- _PASSAGE_:
Zeisel’s Early Career
Eva Zeisel’s first aspiration as an artist led her to pursue painting when she was just 17, but she soon abandoned that pursuit and began working with ceramic arts in the early 1920s. A native Hungarian born in Budapest, many report that her first inspiration in this direction came from a peasant pottery collection owned by her aunt.
She apprenticed with a local potter in Hungary and graduated as a journeyman prior to discovering modern design in 1925 on a trip to Paris for Exposition Internationale des Arts Décoratifs et Industriels Modernes, widely regarded as the birthplace of “art deco.” Zeisel wrote some time later that she found modernist design to be “too cold.” So while her own work was indeed modernist in nature, she created “humane, humorous versions of it,” as noted in her obituary by William L. Hamilton appearing in The New York Times.
Her first real collections were produced by manufacturers of Hungarian ceramics, and by 1926 her work was displayed at the Philadelphia Sesquicentennial. In 1928, the Schramberg Majolica Factory in Schramberg, Germany employed her as a designer. A vivid orange inkwell Zeisel designed during this period, which displays much more of an art deco influence than her later dinnerware, can be viewed on The Metropolitan Museum of Art’s website. (See link below).

- _INFORMATION PROVIDED_:
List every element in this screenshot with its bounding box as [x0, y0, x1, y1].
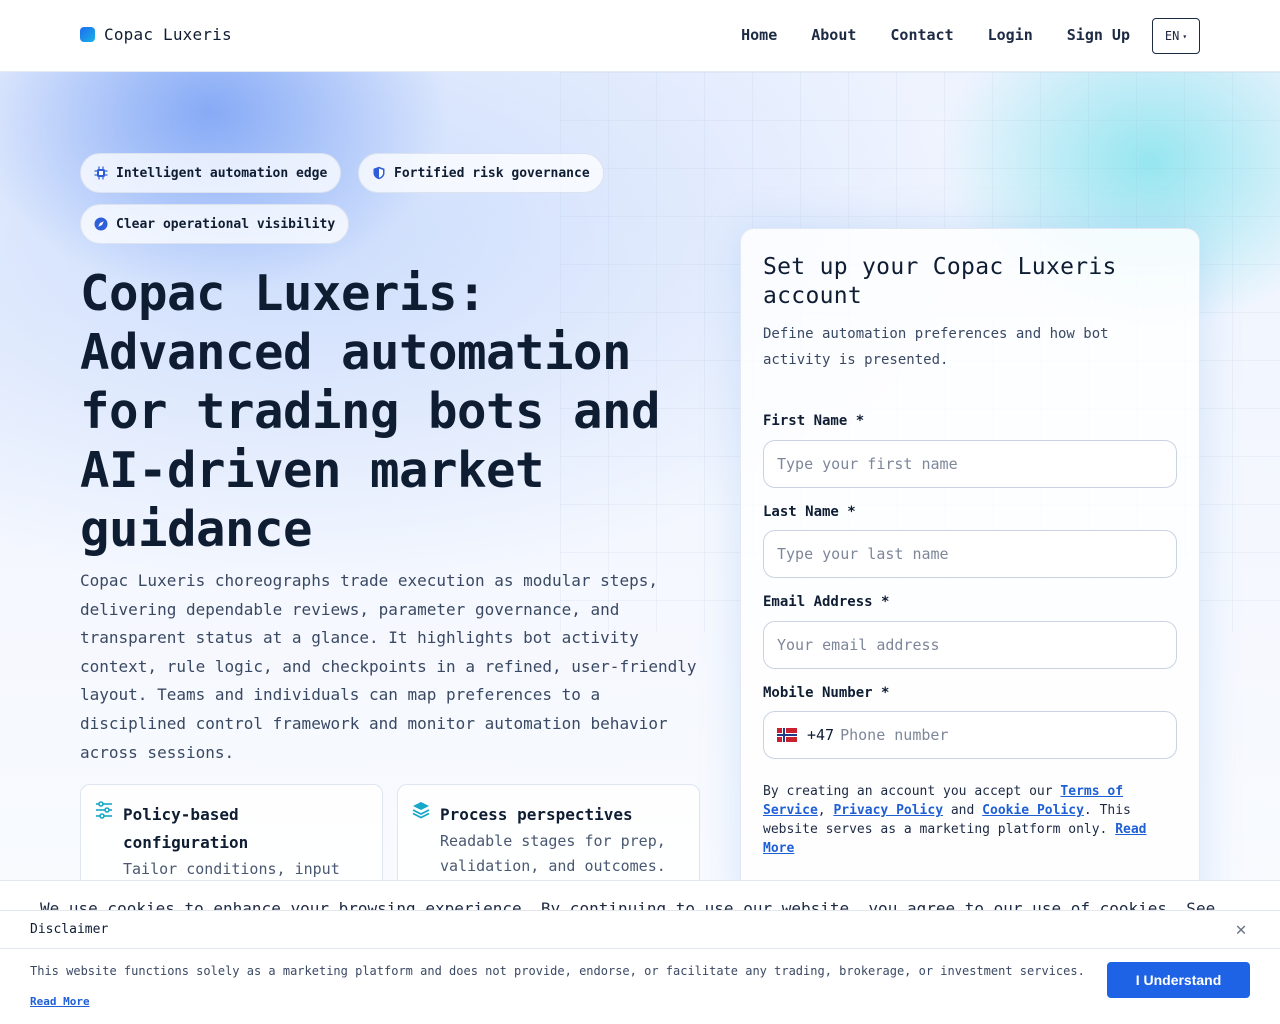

- _TASKS TO COMPLETE_:
a. According to the passage on Eva Zeisel's early career, in what year did the Schramberg Majolica Factory hire her as a designer?
b. Carry on writing the passage about Eva Zeisel's early career, starting right after its final sentence.

- _THE RESPONSES_:
a. 1928.

b.
During the 1930s she moved to Berlin, where she met her future husband Hans Zeisel, and then on to Russia. While working as artistic director overseeing the Russian china and glass industry, she was falsely accused of participation in a plot to assassinate Joseph Stalin and spent close to a year and a half in prison. After her release in 1937 she was extricated to Vienna, but soon fled as the Nazis began their occupation, according to The Eva Zeisel Forum. She then married Hans, who had waited for her in England. The newlyweds moved to the United States in 1938, and Zeisel quickly began to establish herself as an artist in a new country. In 1939 she developed the department of ceramic arts in industrial design at the Pratt Institute in Brooklyn, New York and began teaching there, but a number of years would pass before she became widely known on American soil.
Zeisel’s Big American Debut
Zeisel’s “big break” came in the early 1940s when Castleton China of Pennsylvania asked the Museum of Modern Art in New York for assistance in finding an artist adept at creating modernist tableware, and Zeisel was recommended. And while her “Museum” dinnerware designs were complete years earlier, Word War II delayed the production of this collection until the mid-1940s. She was featured in a one woman show at MoMA introducing her designs to the American public. The Museum dinnerware set is a part of The Metropolitan Museum of Art’s permanent collection, and can be viewed on the museum's website. (See link below).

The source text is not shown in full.